- Material for this task:
* * *
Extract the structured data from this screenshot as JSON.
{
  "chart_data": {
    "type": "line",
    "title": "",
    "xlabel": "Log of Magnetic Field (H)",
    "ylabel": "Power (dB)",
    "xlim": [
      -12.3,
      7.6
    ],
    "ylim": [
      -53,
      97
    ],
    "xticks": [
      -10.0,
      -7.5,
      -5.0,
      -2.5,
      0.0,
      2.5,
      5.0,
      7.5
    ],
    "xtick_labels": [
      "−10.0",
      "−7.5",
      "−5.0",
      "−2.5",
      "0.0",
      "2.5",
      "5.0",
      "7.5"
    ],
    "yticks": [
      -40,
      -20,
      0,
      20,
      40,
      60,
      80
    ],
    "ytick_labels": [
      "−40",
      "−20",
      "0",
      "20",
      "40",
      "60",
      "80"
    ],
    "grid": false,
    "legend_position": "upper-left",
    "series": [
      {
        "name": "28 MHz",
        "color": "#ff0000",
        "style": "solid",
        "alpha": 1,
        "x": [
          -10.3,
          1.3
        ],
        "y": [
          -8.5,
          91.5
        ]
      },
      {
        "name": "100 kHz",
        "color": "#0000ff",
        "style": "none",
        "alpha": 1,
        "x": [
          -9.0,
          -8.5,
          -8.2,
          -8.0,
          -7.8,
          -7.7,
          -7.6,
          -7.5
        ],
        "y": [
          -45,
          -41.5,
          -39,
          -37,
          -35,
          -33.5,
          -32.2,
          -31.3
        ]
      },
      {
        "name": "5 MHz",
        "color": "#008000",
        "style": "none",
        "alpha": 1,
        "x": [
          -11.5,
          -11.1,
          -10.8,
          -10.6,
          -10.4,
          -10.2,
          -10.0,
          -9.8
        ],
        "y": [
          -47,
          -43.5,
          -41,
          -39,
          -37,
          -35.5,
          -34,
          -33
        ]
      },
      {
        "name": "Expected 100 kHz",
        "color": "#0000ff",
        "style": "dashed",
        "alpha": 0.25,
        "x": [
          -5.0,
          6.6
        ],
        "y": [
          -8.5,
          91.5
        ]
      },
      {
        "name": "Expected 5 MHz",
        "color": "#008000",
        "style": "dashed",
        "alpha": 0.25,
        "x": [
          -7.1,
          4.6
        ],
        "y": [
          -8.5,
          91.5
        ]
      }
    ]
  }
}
* * *
- Set exercise: Write an exact transcription of every entry above.

- Result for this exercise:
Extract the structured data from this screenshot as JSON.
{
  "chart_data": {
    "type": "line",
    "title": "",
    "xlabel": "Log of Magnetic Field (H)",
    "ylabel": "Power (dB)",
    "xlim": [
      -12.3,
      7.6
    ],
    "ylim": [
      -53,
      97
    ],
    "xticks": [
      -10.0,
      -7.5,
      -5.0,
      -2.5,
      0.0,
      2.5,
      5.0,
      7.5
    ],
    "xtick_labels": [
      "−10.0",
      "−7.5",
      "−5.0",
      "−2.5",
      "0.0",
      "2.5",
      "5.0",
      "7.5"
    ],
    "yticks": [
      -40,
      -20,
      0,
      20,
      40,
      60,
      80
    ],
    "ytick_labels": [
      "−40",
      "−20",
      "0",
      "20",
      "40",
      "60",
      "80"
    ],
    "grid": false,
    "legend_position": "upper-left",
    "series": [
      {
        "name": "28 MHz",
        "color": "#ff0000",
        "style": "solid",
        "alpha": 1,
        "x": [
          -10.3,
          1.3
        ],
        "y": [
          -8.5,
          91.5
        ]
      },
      {
        "name": "100 kHz",
        "color": "#0000ff",
        "style": "none",
        "alpha": 1,
        "x": [
          -9.0,
          -8.5,
          -8.2,
          -8.0,
          -7.8,
          -7.7,
          -7.6,
          -7.5
        ],
        "y": [
          -45,
          -41.5,
          -39,
          -37,
          -35,
          -33.5,
          -32.2,
          -31.3
        ]
      },
      {
        "name": "5 MHz",
        "color": "#008000",
        "style": "none",
        "alpha": 1,
        "x": [
          -11.5,
          -11.1,
          -10.8,
          -10.6,
          -10.4,
          -10.2,
          -10.0,
          -9.8
        ],
        "y": [
          -47,
          -43.5,
          -41,
          -39,
          -37,
          -35.5,
          -34,
          -33
        ]
      },
      {
        "name": "Expected 100 kHz",
        "color": "#0000ff",
        "style": "dashed",
        "alpha": 0.25,
        "x": [
          -5.0,
          6.6
        ],
        "y": [
          -8.5,
          91.5
        ]
      },
      {
        "name": "Expected 5 MHz",
        "color": "#008000",
        "style": "dashed",
        "alpha": 0.25,
        "x": [
          -7.1,
          4.6
        ],
        "y": [
          -8.5,
          91.5
        ]
      }
    ]
  }
}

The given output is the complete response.